■ Supplied data ■
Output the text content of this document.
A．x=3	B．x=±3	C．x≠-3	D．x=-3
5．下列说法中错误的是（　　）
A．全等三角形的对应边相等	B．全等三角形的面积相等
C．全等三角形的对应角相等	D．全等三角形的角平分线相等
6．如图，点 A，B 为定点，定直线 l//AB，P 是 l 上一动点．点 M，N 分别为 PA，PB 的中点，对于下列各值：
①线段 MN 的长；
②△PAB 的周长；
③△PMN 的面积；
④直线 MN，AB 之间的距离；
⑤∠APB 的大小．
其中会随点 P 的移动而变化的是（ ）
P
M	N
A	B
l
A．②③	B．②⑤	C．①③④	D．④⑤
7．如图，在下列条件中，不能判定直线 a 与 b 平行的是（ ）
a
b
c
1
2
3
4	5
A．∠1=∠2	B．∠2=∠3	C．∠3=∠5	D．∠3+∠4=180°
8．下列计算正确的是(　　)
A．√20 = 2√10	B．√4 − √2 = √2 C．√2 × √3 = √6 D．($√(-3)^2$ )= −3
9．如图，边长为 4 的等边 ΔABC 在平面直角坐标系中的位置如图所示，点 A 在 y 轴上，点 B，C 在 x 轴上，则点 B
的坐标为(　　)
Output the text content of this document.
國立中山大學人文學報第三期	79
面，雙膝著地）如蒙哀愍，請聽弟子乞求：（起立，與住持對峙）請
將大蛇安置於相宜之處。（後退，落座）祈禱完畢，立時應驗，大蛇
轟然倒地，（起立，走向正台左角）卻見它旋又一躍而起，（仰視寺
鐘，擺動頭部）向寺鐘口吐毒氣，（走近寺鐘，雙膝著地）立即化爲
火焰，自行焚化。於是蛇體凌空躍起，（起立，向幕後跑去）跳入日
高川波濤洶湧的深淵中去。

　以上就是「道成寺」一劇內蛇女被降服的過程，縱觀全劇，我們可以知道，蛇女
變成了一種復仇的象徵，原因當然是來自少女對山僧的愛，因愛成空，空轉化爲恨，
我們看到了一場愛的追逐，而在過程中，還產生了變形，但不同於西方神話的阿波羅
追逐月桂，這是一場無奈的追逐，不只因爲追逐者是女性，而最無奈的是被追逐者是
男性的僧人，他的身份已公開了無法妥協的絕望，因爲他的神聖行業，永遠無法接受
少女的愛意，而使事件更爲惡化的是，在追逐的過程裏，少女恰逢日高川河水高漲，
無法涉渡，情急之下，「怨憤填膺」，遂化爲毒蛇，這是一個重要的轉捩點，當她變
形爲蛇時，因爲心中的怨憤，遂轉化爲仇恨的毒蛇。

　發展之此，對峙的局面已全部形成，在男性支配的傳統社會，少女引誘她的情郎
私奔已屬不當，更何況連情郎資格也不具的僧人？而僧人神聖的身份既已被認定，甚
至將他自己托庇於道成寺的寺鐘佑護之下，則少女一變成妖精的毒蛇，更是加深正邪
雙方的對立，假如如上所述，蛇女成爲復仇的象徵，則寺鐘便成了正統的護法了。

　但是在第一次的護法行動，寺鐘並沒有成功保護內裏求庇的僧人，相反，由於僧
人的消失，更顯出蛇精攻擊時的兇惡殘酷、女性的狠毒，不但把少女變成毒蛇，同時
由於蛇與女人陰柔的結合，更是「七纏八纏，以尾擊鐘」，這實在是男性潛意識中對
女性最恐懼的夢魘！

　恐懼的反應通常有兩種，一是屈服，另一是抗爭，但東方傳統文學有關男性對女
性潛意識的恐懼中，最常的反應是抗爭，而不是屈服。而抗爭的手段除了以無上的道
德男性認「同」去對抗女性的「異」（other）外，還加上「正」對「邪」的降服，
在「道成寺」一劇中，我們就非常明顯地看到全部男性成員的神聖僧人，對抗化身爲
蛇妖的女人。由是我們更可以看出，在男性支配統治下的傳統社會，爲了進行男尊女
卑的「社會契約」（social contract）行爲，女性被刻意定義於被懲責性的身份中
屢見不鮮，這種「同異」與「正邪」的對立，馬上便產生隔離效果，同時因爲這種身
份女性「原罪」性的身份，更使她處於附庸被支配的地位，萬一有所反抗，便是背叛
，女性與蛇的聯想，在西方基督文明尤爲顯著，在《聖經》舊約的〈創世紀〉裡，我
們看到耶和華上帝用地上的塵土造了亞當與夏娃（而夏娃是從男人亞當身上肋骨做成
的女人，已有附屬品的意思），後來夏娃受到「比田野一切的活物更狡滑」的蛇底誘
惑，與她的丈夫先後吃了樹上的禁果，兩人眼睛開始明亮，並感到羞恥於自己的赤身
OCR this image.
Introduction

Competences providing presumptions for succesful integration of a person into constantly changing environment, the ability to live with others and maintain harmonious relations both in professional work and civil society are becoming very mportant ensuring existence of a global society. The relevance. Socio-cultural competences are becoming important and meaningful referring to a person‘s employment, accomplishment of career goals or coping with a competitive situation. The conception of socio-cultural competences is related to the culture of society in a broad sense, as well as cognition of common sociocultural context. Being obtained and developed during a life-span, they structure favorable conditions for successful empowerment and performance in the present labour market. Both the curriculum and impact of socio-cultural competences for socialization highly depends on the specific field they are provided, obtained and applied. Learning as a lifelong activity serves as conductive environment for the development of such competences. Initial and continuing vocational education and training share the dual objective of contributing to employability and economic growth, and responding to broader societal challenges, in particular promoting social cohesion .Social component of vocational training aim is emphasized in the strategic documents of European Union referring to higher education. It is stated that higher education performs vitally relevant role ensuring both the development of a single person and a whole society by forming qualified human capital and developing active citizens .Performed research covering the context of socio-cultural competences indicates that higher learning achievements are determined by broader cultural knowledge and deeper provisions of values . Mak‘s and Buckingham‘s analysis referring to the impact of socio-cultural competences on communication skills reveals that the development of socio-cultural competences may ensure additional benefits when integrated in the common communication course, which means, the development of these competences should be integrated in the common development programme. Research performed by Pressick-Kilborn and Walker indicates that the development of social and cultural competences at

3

■ To be done ■
Produce a verbatim transcription of the entries above.

■ Result for this task ■
Output the text content of this document.
A．x=3	B．x=±3	C．x≠-3	D．x=-3
5．下列说法中错误的是（　　）
A．全等三角形的对应边相等	B．全等三角形的面积相等
C．全等三角形的对应角相等	D．全等三角形的角平分线相等
6．如图，点 A，B 为定点，定直线 l//AB，P 是 l 上一动点．点 M，N 分别为 PA，PB 的中点，对于下列各值：
①线段 MN 的长；
②△PAB 的周长；
③△PMN 的面积；
④直线 MN，AB 之间的距离；
⑤∠APB 的大小．
其中会随点 P 的移动而变化的是（ ）
P
M	N
A	B
l
A．②③	B．②⑤	C．①③④	D．④⑤
7．如图，在下列条件中，不能判定直线 a 与 b 平行的是（ ）
a
b
c
1
2
3
4	5
A．∠1=∠2	B．∠2=∠3	C．∠3=∠5	D．∠3+∠4=180°
8．下列计算正确的是(　　)
A．√20 = 2√10	B．√4 − √2 = √2 C．√2 × √3 = √6 D．($√(-3)^2$ )= −3
9．如图，边长为 4 的等边 ΔABC 在平面直角坐标系中的位置如图所示，点 A 在 y 轴上，点 B，C 在 x 轴上，则点 B
的坐标为(　　)
Output the text content of this document.
國立中山大學人文學報第三期	79
面，雙膝著地）如蒙哀愍，請聽弟子乞求：（起立，與住持對峙）請
將大蛇安置於相宜之處。（後退，落座）祈禱完畢，立時應驗，大蛇
轟然倒地，（起立，走向正台左角）卻見它旋又一躍而起，（仰視寺
鐘，擺動頭部）向寺鐘口吐毒氣，（走近寺鐘，雙膝著地）立即化爲
火焰，自行焚化。於是蛇體凌空躍起，（起立，向幕後跑去）跳入日
高川波濤洶湧的深淵中去。

　以上就是「道成寺」一劇內蛇女被降服的過程，縱觀全劇，我們可以知道，蛇女
變成了一種復仇的象徵，原因當然是來自少女對山僧的愛，因愛成空，空轉化爲恨，
我們看到了一場愛的追逐，而在過程中，還產生了變形，但不同於西方神話的阿波羅
追逐月桂，這是一場無奈的追逐，不只因爲追逐者是女性，而最無奈的是被追逐者是
男性的僧人，他的身份已公開了無法妥協的絕望，因爲他的神聖行業，永遠無法接受
少女的愛意，而使事件更爲惡化的是，在追逐的過程裏，少女恰逢日高川河水高漲，
無法涉渡，情急之下，「怨憤填膺」，遂化爲毒蛇，這是一個重要的轉捩點，當她變
形爲蛇時，因爲心中的怨憤，遂轉化爲仇恨的毒蛇。

　發展之此，對峙的局面已全部形成，在男性支配的傳統社會，少女引誘她的情郎
私奔已屬不當，更何況連情郎資格也不具的僧人？而僧人神聖的身份既已被認定，甚
至將他自己托庇於道成寺的寺鐘佑護之下，則少女一變成妖精的毒蛇，更是加深正邪
雙方的對立，假如如上所述，蛇女成爲復仇的象徵，則寺鐘便成了正統的護法了。

　但是在第一次的護法行動，寺鐘並沒有成功保護內裏求庇的僧人，相反，由於僧
人的消失，更顯出蛇精攻擊時的兇惡殘酷、女性的狠毒，不但把少女變成毒蛇，同時
由於蛇與女人陰柔的結合，更是「七纏八纏，以尾擊鐘」，這實在是男性潛意識中對
女性最恐懼的夢魘！

　恐懼的反應通常有兩種，一是屈服，另一是抗爭，但東方傳統文學有關男性對女
性潛意識的恐懼中，最常的反應是抗爭，而不是屈服。而抗爭的手段除了以無上的道
德男性認「同」去對抗女性的「異」（other）外，還加上「正」對「邪」的降服，
在「道成寺」一劇中，我們就非常明顯地看到全部男性成員的神聖僧人，對抗化身爲
蛇妖的女人。由是我們更可以看出，在男性支配統治下的傳統社會，爲了進行男尊女
卑的「社會契約」（social contract）行爲，女性被刻意定義於被懲責性的身份中
屢見不鮮，這種「同異」與「正邪」的對立，馬上便產生隔離效果，同時因爲這種身
份女性「原罪」性的身份，更使她處於附庸被支配的地位，萬一有所反抗，便是背叛
，女性與蛇的聯想，在西方基督文明尤爲顯著，在《聖經》舊約的〈創世紀〉裡，我
們看到耶和華上帝用地上的塵土造了亞當與夏娃（而夏娃是從男人亞當身上肋骨做成
的女人，已有附屬品的意思），後來夏娃受到「比田野一切的活物更狡滑」的蛇底誘
惑，與她的丈夫先後吃了樹上的禁果，兩人眼睛開始明亮，並感到羞恥於自己的赤身
OCR this image.
Introduction

Competences providing presumptions for succesful integration of a person into constantly changing environment, the ability to live with others and maintain harmonious relations both in professional work and civil society are becoming very mportant ensuring existence of a global society. The relevance. Socio-cultural competences are becoming important and meaningful referring to a person‘s employment, accomplishment of career goals or coping with a competitive situation. The conception of socio-cultural competences is related to the culture of society in a broad sense, as well as cognition of common sociocultural context. Being obtained and developed during a life-span, they structure favorable conditions for successful empowerment and performance in the present labour market. Both the curriculum and impact of socio-cultural competences for socialization highly depends on the specific field they are provided, obtained and applied. Learning as a lifelong activity serves as conductive environment for the development of such competences. Initial and continuing vocational education and training share the dual objective of contributing to employability and economic growth, and responding to broader societal challenges, in particular promoting social cohesion .Social component of vocational training aim is emphasized in the strategic documents of European Union referring to higher education. It is stated that higher education performs vitally relevant role ensuring both the development of a single person and a whole society by forming qualified human capital and developing active citizens .Performed research covering the context of socio-cultural competences indicates that higher learning achievements are determined by broader cultural knowledge and deeper provisions of values . Mak‘s and Buckingham‘s analysis referring to the impact of socio-cultural competences on communication skills reveals that the development of socio-cultural competences may ensure additional benefits when integrated in the common communication course, which means, the development of these competences should be integrated in the common development programme. Research performed by Pressick-Kilborn and Walker indicates that the development of social and cultural competences at

3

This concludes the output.